(Dataset items)
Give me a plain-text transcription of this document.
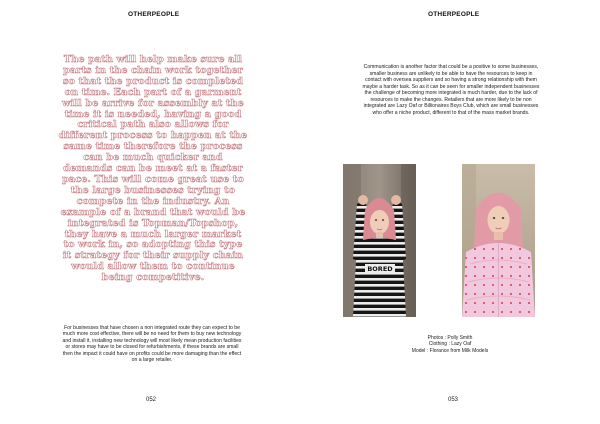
OTHERPEOPLE
The path will help make sure all parts in the chain work together so that the product is completed on time. Each part of a garment will be arrive for assembly at the time it is needed, having a good critical path also allows for different process to happen at the same time therefore the process can be much quicker and demands can be meet at a faster pace. This will come great use to the large businesses trying to compete in the industry. An example of a brand that would be integrated is Topman/Topshop, they have a much larger market to work in, so adopting this type it strategy for their supply chain would allow them to continue being competitive.
For businesses that have chosen a non integrated route they can expect to be much more cost effective, there will be no need for them to buy new technology and install it, installing new technology will most likely mean production facilities or stores may have to be closed for refurbishments, if these brands are small then the impact it could have on profits could be more damaging than the effect on a large retailer.
052
OTHERPEOPLE
Communication is another factor that could be a positive to some businesses, smaller business are unlikely to be able to have the resources to keep in contact with oversea suppliers and so having a strong relationship with them maybe a harder task. So as it can be seen for smaller independent businesses the challenge of becoming more integrated is much harder, due to the lack of resources to make the changes. Retailers that are more likely to be non integrated are Lazy Oaf or Billionaires Boys Club, which are small businesses who offer a niche product, different to that of the mass market brands.
BORED
Photos : Polly Smith
Clothing : Lazy Oaf
Model : Florance from Milk Models
053
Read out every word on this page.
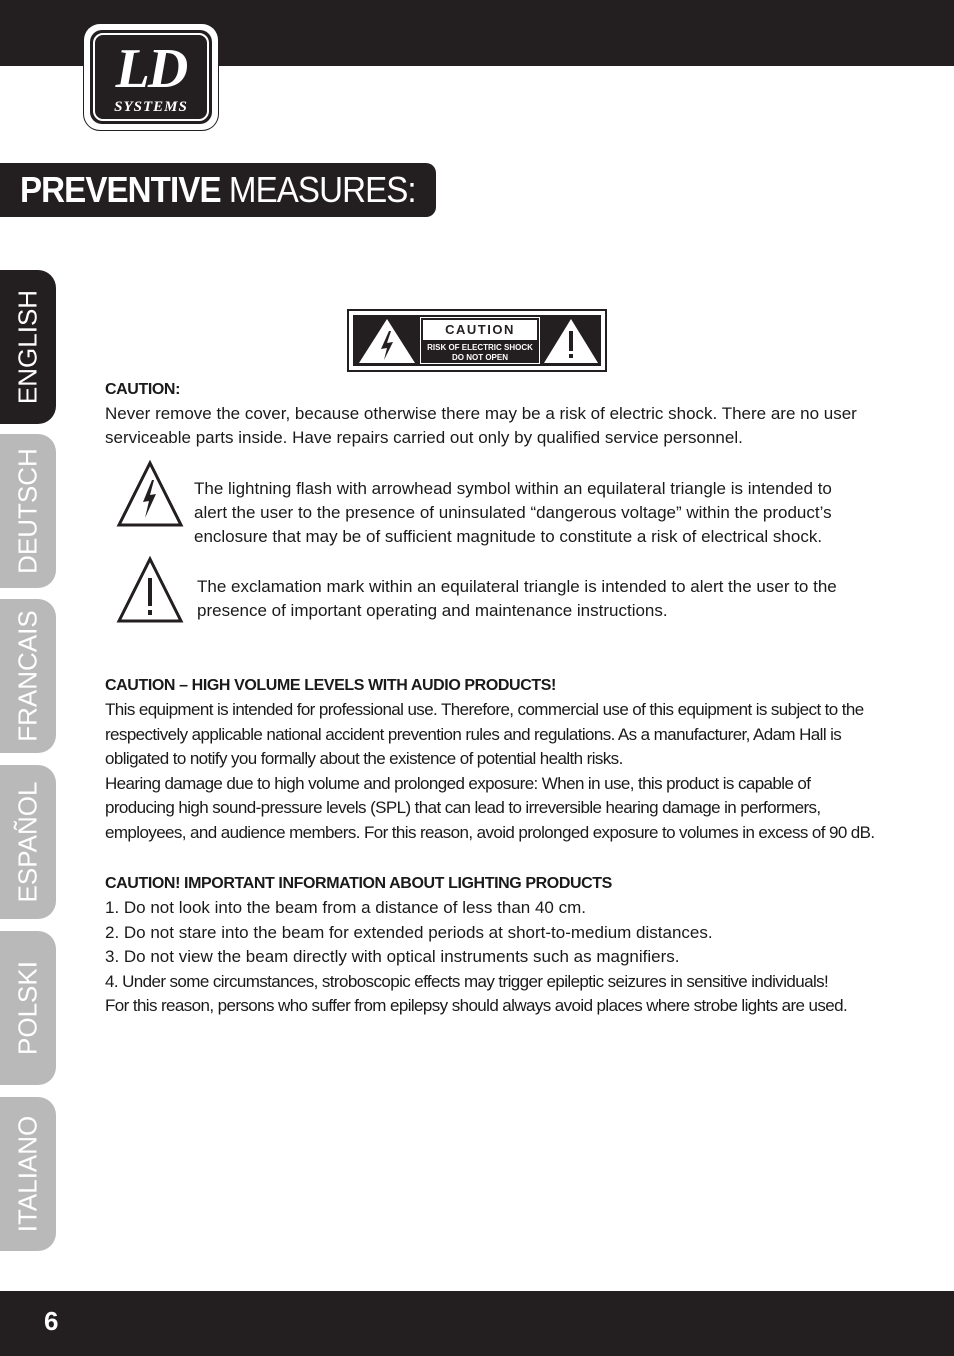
LD
SYSTEMS
PREVENTIVE MEASURES:
ENGLISH
DEUTSCH
FRANCAIS
ESPAÑOL
POLSKI
ITALIANO
CAUTION
RISK OF ELECTRIC SHOCK
DO NOT OPEN
CAUTION:
Never remove the cover, because otherwise there may be a risk of electric shock. There are no user
serviceable parts inside. Have repairs carried out only by qualified service personnel.
The lightning flash with arrowhead symbol within an equilateral triangle is intended to
alert the user to the presence of uninsulated “dangerous voltage” within the product’s
enclosure that may be of sufficient magnitude to constitute a risk of electrical shock.
The exclamation mark within an equilateral triangle is intended to alert the user to the
presence of important operating and maintenance instructions.
CAUTION – HIGH VOLUME LEVELS WITH AUDIO PRODUCTS!
This equipment is intended for professional use. Therefore, commercial use of this equipment is subject to the
respectively applicable national accident prevention rules and regulations. As a manufacturer, Adam Hall is
obligated to notify you formally about the existence of potential health risks.
Hearing damage due to high volume and prolonged exposure: When in use, this product is capable of
producing high sound-pressure levels (SPL) that can lead to irreversible hearing damage in performers,
employees, and audience members. For this reason, avoid prolonged exposure to volumes in excess of 90 dB.
CAUTION! IMPORTANT INFORMATION ABOUT LIGHTING PRODUCTS
1. Do not look into the beam from a distance of less than 40 cm.
2. Do not stare into the beam for extended periods at short-to-medium distances.
3. Do not view the beam directly with optical instruments such as magnifiers.
4. Under some circumstances, stroboscopic effects may trigger epileptic seizures in sensitive individuals!
For this reason, persons who suffer from epilepsy should always avoid places where strobe lights are used.
6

[Your instructions]:
The records above are to be restated exactly, without their pictures.

[Output of the task]:
Give me a plain-text transcription of this document.
OTHERPEOPLE
The path will help make sure all parts in the chain work together so that the product is completed on time. Each part of a garment will be arrive for assembly at the time it is needed, having a good critical path also allows for different process to happen at the same time therefore the process can be much quicker and demands can be meet at a faster pace. This will come great use to the large businesses trying to compete in the industry. An example of a brand that would be integrated is Topman/Topshop, they have a much larger market to work in, so adopting this type it strategy for their supply chain would allow them to continue being competitive.
For businesses that have chosen a non integrated route they can expect to be much more cost effective, there will be no need for them to buy new technology and install it, installing new technology will most likely mean production facilities or stores may have to be closed for refurbishments, if these brands are small then the impact it could have on profits could be more damaging than the effect on a large retailer.
052
OTHERPEOPLE
Communication is another factor that could be a positive to some businesses, smaller business are unlikely to be able to have the resources to keep in contact with oversea suppliers and so having a strong relationship with them maybe a harder task. So as it can be seen for smaller independent businesses the challenge of becoming more integrated is much harder, due to the lack of resources to make the changes. Retailers that are more likely to be non integrated are Lazy Oaf or Billionaires Boys Club, which are small businesses who offer a niche product, different to that of the mass market brands.
BORED
Photos : Polly Smith
Clothing : Lazy Oaf
Model : Florance from Milk Models
053
Read out every word on this page.
LD
SYSTEMS
PREVENTIVE MEASURES:
ENGLISH
DEUTSCH
FRANCAIS
ESPAÑOL
POLSKI
ITALIANO
CAUTION
RISK OF ELECTRIC SHOCK
DO NOT OPEN
CAUTION:
Never remove the cover, because otherwise there may be a risk of electric shock. There are no user
serviceable parts inside. Have repairs carried out only by qualified service personnel.
The lightning flash with arrowhead symbol within an equilateral triangle is intended to
alert the user to the presence of uninsulated “dangerous voltage” within the product’s
enclosure that may be of sufficient magnitude to constitute a risk of electrical shock.
The exclamation mark within an equilateral triangle is intended to alert the user to the
presence of important operating and maintenance instructions.
CAUTION – HIGH VOLUME LEVELS WITH AUDIO PRODUCTS!
This equipment is intended for professional use. Therefore, commercial use of this equipment is subject to the
respectively applicable national accident prevention rules and regulations. As a manufacturer, Adam Hall is
obligated to notify you formally about the existence of potential health risks.
Hearing damage due to high volume and prolonged exposure: When in use, this product is capable of
producing high sound-pressure levels (SPL) that can lead to irreversible hearing damage in performers,
employees, and audience members. For this reason, avoid prolonged exposure to volumes in excess of 90 dB.
CAUTION! IMPORTANT INFORMATION ABOUT LIGHTING PRODUCTS
1. Do not look into the beam from a distance of less than 40 cm.
2. Do not stare into the beam for extended periods at short-to-medium distances.
3. Do not view the beam directly with optical instruments such as magnifiers.
4. Under some circumstances, stroboscopic effects may trigger epileptic seizures in sensitive individuals!
For this reason, persons who suffer from epilepsy should always avoid places where strobe lights are used.
6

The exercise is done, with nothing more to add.